## Stated goal
Print the line that contains "Give me the" and every line after it through the last line of the records below, exactly as written and nothing else.

Dataset excerpt

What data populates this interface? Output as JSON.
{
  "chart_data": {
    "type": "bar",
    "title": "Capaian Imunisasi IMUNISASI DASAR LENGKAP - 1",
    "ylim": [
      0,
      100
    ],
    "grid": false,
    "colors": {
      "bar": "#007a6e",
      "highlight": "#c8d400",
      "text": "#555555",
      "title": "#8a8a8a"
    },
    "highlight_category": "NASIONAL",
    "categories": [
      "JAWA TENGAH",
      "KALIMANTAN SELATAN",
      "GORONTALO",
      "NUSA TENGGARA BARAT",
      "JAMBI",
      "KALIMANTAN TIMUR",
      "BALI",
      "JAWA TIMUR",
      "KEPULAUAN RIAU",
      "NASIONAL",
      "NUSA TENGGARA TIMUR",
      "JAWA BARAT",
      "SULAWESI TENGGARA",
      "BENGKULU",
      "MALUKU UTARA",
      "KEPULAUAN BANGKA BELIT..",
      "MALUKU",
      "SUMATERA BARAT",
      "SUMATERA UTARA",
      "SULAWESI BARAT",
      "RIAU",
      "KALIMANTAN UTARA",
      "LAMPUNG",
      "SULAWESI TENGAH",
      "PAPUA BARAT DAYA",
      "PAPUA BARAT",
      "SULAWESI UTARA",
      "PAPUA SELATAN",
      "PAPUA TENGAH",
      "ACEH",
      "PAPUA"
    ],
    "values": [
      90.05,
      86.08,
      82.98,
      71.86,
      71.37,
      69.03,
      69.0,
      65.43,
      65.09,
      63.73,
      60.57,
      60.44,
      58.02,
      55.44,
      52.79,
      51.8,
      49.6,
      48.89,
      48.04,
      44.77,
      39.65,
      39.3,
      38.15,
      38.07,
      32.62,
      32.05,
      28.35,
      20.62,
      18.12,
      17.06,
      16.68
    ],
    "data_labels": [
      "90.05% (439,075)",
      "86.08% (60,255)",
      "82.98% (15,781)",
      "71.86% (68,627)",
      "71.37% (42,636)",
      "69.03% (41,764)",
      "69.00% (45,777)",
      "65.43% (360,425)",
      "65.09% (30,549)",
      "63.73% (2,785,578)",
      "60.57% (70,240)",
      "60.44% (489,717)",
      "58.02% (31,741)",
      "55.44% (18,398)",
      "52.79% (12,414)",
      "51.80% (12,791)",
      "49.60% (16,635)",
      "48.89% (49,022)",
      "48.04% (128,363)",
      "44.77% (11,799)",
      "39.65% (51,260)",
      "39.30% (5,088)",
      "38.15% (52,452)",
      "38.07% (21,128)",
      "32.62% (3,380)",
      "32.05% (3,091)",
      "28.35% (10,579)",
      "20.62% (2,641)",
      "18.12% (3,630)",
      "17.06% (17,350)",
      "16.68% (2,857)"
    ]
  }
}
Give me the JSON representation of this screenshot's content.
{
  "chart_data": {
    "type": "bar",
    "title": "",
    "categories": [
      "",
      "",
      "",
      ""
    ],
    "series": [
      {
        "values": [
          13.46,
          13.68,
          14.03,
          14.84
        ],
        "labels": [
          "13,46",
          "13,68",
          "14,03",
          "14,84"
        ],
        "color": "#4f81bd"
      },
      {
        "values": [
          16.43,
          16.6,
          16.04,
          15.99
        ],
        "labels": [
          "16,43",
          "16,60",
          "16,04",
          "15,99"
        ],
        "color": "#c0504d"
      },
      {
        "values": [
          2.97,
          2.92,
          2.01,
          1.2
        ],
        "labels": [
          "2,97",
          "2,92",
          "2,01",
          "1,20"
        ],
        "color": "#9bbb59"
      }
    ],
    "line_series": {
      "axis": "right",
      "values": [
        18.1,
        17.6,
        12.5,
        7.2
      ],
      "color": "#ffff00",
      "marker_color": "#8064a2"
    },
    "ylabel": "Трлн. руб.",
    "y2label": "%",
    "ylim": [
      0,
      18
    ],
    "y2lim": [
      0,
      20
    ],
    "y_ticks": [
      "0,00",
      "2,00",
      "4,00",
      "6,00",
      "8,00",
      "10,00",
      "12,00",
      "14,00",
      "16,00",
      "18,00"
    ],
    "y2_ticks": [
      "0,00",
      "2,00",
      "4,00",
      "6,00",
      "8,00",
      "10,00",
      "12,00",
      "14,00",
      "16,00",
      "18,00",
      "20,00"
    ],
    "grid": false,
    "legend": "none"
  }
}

## Exercise answer
Give me the JSON representation of this screenshot's content.
{
  "chart_data": {
    "type": "bar",
    "title": "",
    "categories": [
      "",
      "",
      "",
      ""
    ],
    "series": [
      {
        "values": [
          13.46,
          13.68,
          14.03,
          14.84
        ],
        "labels": [
          "13,46",
          "13,68",
          "14,03",
          "14,84"
        ],
        "color": "#4f81bd"
      },
      {
        "values": [
          16.43,
          16.6,
          16.04,
          15.99
        ],
        "labels": [
          "16,43",
          "16,60",
          "16,04",
          "15,99"
        ],
        "color": "#c0504d"
      },
      {
        "values": [
          2.97,
          2.92,
          2.01,
          1.2
        ],
        "labels": [
          "2,97",
          "2,92",
          "2,01",
          "1,20"
        ],
        "color": "#9bbb59"
      }
    ],
    "line_series": {
      "axis": "right",
      "values": [
        18.1,
        17.6,
        12.5,
        7.2
      ],
      "color": "#ffff00",
      "marker_color": "#8064a2"
    },
    "ylabel": "Трлн. руб.",
    "y2label": "%",
    "ylim": [
      0,
      18
    ],
    "y2lim": [
      0,
      20
    ],
    "y_ticks": [
      "0,00",
      "2,00",
      "4,00",
      "6,00",
      "8,00",
      "10,00",
      "12,00",
      "14,00",
      "16,00",
      "18,00"
    ],
    "y2_ticks": [
      "0,00",
      "2,00",
      "4,00",
      "6,00",
      "8,00",
      "10,00",
      "12,00",
      "14,00",
      "16,00",
      "18,00",
      "20,00"
    ],
    "grid": false,
    "legend": "none"
  }
}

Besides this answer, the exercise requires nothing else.